§ WORK REQUIRED:
Retype the material below. Keep every word exactly as it is.

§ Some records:
☆ ☆ ☆ ☆

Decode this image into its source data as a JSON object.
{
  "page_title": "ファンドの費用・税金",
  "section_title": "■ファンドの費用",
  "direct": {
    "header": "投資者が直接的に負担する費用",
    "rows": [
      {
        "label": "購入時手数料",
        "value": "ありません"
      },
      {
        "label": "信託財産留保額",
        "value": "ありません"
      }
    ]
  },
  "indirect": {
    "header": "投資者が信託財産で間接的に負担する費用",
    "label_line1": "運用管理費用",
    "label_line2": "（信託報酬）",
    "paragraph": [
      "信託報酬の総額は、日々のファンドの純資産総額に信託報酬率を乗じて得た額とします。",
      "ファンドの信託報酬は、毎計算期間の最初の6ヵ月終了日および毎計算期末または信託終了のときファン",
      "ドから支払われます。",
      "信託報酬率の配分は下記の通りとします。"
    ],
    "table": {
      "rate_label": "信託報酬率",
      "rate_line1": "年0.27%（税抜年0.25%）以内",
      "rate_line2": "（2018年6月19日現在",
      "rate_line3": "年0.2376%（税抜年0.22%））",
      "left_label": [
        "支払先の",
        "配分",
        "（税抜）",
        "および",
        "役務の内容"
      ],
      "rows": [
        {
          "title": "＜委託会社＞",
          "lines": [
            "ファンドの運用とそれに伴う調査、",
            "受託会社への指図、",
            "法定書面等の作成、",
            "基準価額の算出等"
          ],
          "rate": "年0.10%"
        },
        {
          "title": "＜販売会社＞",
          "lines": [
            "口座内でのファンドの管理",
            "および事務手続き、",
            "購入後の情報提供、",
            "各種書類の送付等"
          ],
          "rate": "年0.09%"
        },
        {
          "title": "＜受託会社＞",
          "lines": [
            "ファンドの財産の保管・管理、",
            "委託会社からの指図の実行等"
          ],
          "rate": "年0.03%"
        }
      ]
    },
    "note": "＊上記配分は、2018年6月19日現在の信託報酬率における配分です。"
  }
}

☆ ☆ ☆ ☆

§ EXERCISE RESULT:
Decode this image into its source data as a JSON object.
{
  "page_title": "ファンドの費用・税金",
  "section_title": "■ファンドの費用",
  "direct": {
    "header": "投資者が直接的に負担する費用",
    "rows": [
      {
        "label": "購入時手数料",
        "value": "ありません"
      },
      {
        "label": "信託財産留保額",
        "value": "ありません"
      }
    ]
  },
  "indirect": {
    "header": "投資者が信託財産で間接的に負担する費用",
    "label_line1": "運用管理費用",
    "label_line2": "（信託報酬）",
    "paragraph": [
      "信託報酬の総額は、日々のファンドの純資産総額に信託報酬率を乗じて得た額とします。",
      "ファンドの信託報酬は、毎計算期間の最初の6ヵ月終了日および毎計算期末または信託終了のときファン",
      "ドから支払われます。",
      "信託報酬率の配分は下記の通りとします。"
    ],
    "table": {
      "rate_label": "信託報酬率",
      "rate_line1": "年0.27%（税抜年0.25%）以内",
      "rate_line2": "（2018年6月19日現在",
      "rate_line3": "年0.2376%（税抜年0.22%））",
      "left_label": [
        "支払先の",
        "配分",
        "（税抜）",
        "および",
        "役務の内容"
      ],
      "rows": [
        {
          "title": "＜委託会社＞",
          "lines": [
            "ファンドの運用とそれに伴う調査、",
            "受託会社への指図、",
            "法定書面等の作成、",
            "基準価額の算出等"
          ],
          "rate": "年0.10%"
        },
        {
          "title": "＜販売会社＞",
          "lines": [
            "口座内でのファンドの管理",
            "および事務手続き、",
            "購入後の情報提供、",
            "各種書類の送付等"
          ],
          "rate": "年0.09%"
        },
        {
          "title": "＜受託会社＞",
          "lines": [
            "ファンドの財産の保管・管理、",
            "委託会社からの指図の実行等"
          ],
          "rate": "年0.03%"
        }
      ]
    },
    "note": "＊上記配分は、2018年6月19日現在の信託報酬率における配分です。"
  }
}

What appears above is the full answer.